- **Input rows**:
— begin —
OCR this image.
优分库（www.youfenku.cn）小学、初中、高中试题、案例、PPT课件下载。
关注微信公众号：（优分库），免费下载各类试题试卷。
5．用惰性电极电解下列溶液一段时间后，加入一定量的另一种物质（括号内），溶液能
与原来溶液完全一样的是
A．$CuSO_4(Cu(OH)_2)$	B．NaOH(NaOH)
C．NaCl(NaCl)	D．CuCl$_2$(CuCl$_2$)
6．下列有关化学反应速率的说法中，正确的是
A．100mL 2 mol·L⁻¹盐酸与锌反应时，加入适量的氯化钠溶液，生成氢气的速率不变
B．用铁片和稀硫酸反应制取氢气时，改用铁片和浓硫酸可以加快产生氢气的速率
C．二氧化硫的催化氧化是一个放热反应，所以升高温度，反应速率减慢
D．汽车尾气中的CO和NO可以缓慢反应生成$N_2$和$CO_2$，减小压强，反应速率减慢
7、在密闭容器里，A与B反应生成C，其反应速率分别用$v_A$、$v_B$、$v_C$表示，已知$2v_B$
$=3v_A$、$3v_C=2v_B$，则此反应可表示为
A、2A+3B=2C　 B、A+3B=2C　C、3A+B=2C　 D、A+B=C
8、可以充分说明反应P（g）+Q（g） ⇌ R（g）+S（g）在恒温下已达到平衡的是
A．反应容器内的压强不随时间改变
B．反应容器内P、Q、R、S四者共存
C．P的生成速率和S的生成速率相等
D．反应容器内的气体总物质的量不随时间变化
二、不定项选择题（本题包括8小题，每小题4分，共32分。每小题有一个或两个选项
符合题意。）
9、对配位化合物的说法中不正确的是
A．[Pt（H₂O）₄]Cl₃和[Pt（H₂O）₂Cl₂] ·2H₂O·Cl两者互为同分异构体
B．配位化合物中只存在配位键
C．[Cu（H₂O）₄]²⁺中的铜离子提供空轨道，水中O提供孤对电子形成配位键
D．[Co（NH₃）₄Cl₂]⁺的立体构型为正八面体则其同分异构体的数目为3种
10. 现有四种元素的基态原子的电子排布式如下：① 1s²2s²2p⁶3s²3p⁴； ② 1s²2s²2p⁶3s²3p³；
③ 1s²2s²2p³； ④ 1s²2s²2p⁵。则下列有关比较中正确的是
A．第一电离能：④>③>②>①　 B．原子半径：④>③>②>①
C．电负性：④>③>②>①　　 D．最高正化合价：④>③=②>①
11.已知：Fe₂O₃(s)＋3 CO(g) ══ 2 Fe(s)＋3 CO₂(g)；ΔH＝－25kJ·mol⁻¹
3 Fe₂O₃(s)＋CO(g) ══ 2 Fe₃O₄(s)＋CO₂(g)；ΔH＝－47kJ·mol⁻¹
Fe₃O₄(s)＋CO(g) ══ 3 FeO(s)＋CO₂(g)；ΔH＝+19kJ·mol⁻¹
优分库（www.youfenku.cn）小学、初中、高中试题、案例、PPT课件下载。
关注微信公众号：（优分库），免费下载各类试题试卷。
— end —
Of all the lines above, how many contain the word "Fe₃O₄"? Give the number and nothing else.

2